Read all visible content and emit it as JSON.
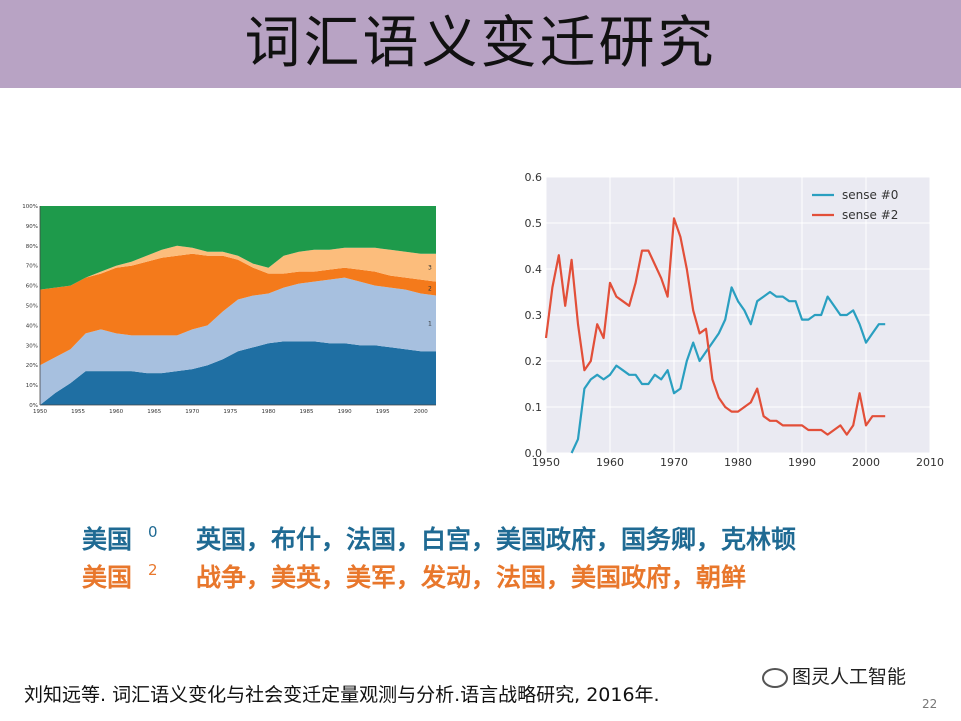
{
  "title": "词汇语义变迁研究",
  "chart_data": [
    {
      "type": "area",
      "stacked": true,
      "x": [
        1950,
        1952,
        1954,
        1956,
        1958,
        1960,
        1962,
        1964,
        1966,
        1968,
        1970,
        1972,
        1974,
        1976,
        1978,
        1980,
        1982,
        1984,
        1986,
        1988,
        1990,
        1992,
        1994,
        1996,
        1998,
        2000,
        2002
      ],
      "series": [
        {
          "name": "",
          "color": "#1f6fa3",
          "values": [
            0,
            0.06,
            0.11,
            0.17,
            0.17,
            0.17,
            0.17,
            0.16,
            0.16,
            0.17,
            0.18,
            0.2,
            0.23,
            0.27,
            0.29,
            0.31,
            0.32,
            0.32,
            0.32,
            0.31,
            0.31,
            0.3,
            0.3,
            0.29,
            0.28,
            0.27,
            0.27
          ]
        },
        {
          "name": "",
          "color": "#a7c0df",
          "values": [
            0.2,
            0.18,
            0.17,
            0.19,
            0.21,
            0.19,
            0.18,
            0.19,
            0.19,
            0.18,
            0.2,
            0.2,
            0.24,
            0.26,
            0.26,
            0.25,
            0.27,
            0.29,
            0.3,
            0.32,
            0.33,
            0.32,
            0.3,
            0.3,
            0.3,
            0.29,
            0.28
          ]
        },
        {
          "name": "",
          "color": "#f47a1b",
          "values": [
            0.38,
            0.35,
            0.32,
            0.28,
            0.28,
            0.33,
            0.35,
            0.37,
            0.39,
            0.4,
            0.38,
            0.35,
            0.28,
            0.2,
            0.14,
            0.1,
            0.07,
            0.06,
            0.05,
            0.05,
            0.05,
            0.06,
            0.07,
            0.06,
            0.06,
            0.07,
            0.07
          ]
        },
        {
          "name": "",
          "color": "#fcbd7c",
          "values": [
            0,
            0,
            0,
            0,
            0.01,
            0.01,
            0.02,
            0.03,
            0.04,
            0.05,
            0.03,
            0.02,
            0.02,
            0.02,
            0.02,
            0.03,
            0.09,
            0.1,
            0.11,
            0.1,
            0.1,
            0.11,
            0.12,
            0.13,
            0.13,
            0.13,
            0.14
          ]
        },
        {
          "name": "",
          "color": "#1e9a4b",
          "values": [
            0.42,
            0.41,
            0.4,
            0.36,
            0.33,
            0.3,
            0.28,
            0.25,
            0.22,
            0.2,
            0.21,
            0.23,
            0.23,
            0.25,
            0.29,
            0.31,
            0.25,
            0.23,
            0.22,
            0.22,
            0.21,
            0.21,
            0.21,
            0.22,
            0.23,
            0.24,
            0.24
          ]
        }
      ],
      "area_labels": [
        "1",
        "2",
        "3"
      ],
      "xlim": [
        1950,
        2002
      ],
      "ylim": [
        0,
        1
      ],
      "x_ticks": [
        "1950",
        "1955",
        "1960",
        "1965",
        "1970",
        "1975",
        "1980",
        "1985",
        "1990",
        "1995",
        "2000"
      ],
      "y_ticks": [
        "0%",
        "10%",
        "20%",
        "30%",
        "40%",
        "50%",
        "60%",
        "70%",
        "80%",
        "90%",
        "100%"
      ]
    },
    {
      "type": "line",
      "series": [
        {
          "name": "sense #0",
          "color": "#2a9fc0",
          "x": [
            1954,
            1955,
            1956,
            1957,
            1958,
            1959,
            1960,
            1961,
            1962,
            1963,
            1964,
            1965,
            1966,
            1967,
            1968,
            1969,
            1970,
            1971,
            1972,
            1973,
            1974,
            1975,
            1976,
            1977,
            1978,
            1979,
            1980,
            1981,
            1982,
            1983,
            1984,
            1985,
            1986,
            1987,
            1988,
            1989,
            1990,
            1991,
            1992,
            1993,
            1994,
            1995,
            1996,
            1997,
            1998,
            1999,
            2000,
            2001,
            2002,
            2003
          ],
          "y": [
            0,
            0.03,
            0.14,
            0.16,
            0.17,
            0.16,
            0.17,
            0.19,
            0.18,
            0.17,
            0.17,
            0.15,
            0.15,
            0.17,
            0.16,
            0.18,
            0.13,
            0.14,
            0.2,
            0.24,
            0.2,
            0.22,
            0.24,
            0.26,
            0.29,
            0.36,
            0.33,
            0.31,
            0.28,
            0.33,
            0.34,
            0.35,
            0.34,
            0.34,
            0.33,
            0.33,
            0.29,
            0.29,
            0.3,
            0.3,
            0.34,
            0.32,
            0.3,
            0.3,
            0.31,
            0.28,
            0.24,
            0.26,
            0.28,
            0.28
          ]
        },
        {
          "name": "sense #2",
          "color": "#e24f39",
          "x": [
            1950,
            1951,
            1952,
            1953,
            1954,
            1955,
            1956,
            1957,
            1958,
            1959,
            1960,
            1961,
            1962,
            1963,
            1964,
            1965,
            1966,
            1967,
            1968,
            1969,
            1970,
            1971,
            1972,
            1973,
            1974,
            1975,
            1976,
            1977,
            1978,
            1979,
            1980,
            1981,
            1982,
            1983,
            1984,
            1985,
            1986,
            1987,
            1988,
            1989,
            1990,
            1991,
            1992,
            1993,
            1994,
            1995,
            1996,
            1997,
            1998,
            1999,
            2000,
            2001,
            2002,
            2003
          ],
          "y": [
            0.25,
            0.36,
            0.43,
            0.32,
            0.42,
            0.28,
            0.18,
            0.2,
            0.28,
            0.25,
            0.37,
            0.34,
            0.33,
            0.32,
            0.37,
            0.44,
            0.44,
            0.41,
            0.38,
            0.34,
            0.51,
            0.47,
            0.4,
            0.31,
            0.26,
            0.27,
            0.16,
            0.12,
            0.1,
            0.09,
            0.09,
            0.1,
            0.11,
            0.14,
            0.08,
            0.07,
            0.07,
            0.06,
            0.06,
            0.06,
            0.06,
            0.05,
            0.05,
            0.05,
            0.04,
            0.05,
            0.06,
            0.04,
            0.06,
            0.13,
            0.06,
            0.08,
            0.08,
            0.08
          ]
        }
      ],
      "xlim": [
        1950,
        2010
      ],
      "ylim": [
        0,
        0.6
      ],
      "x_ticks": [
        "1950",
        "1960",
        "1970",
        "1980",
        "1990",
        "2000",
        "2010"
      ],
      "y_ticks": [
        "0.0",
        "0.1",
        "0.2",
        "0.3",
        "0.4",
        "0.5",
        "0.6"
      ],
      "legend": "top-right",
      "grid": true
    }
  ],
  "rows": [
    {
      "label": "美国",
      "sup": "0",
      "words": "英国，布什，法国，白宫，美国政府，国务卿，克林顿",
      "color": "#1f6a93"
    },
    {
      "label": "美国",
      "sup": "2",
      "words": "战争，美英，美军，发动，法国，美国政府，朝鲜",
      "color": "#e8772c"
    }
  ],
  "footer": "刘知远等. 词汇语义变化与社会变迁定量观测与分析.语言战略研究, 2016年.",
  "watermark": "图灵人工智能",
  "page_number": "22"
}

* * * * *

● EXERCISE BRIEF
Say how many lines above hold the word "color", giving only the count.

● EXERCISE SOLUTION
9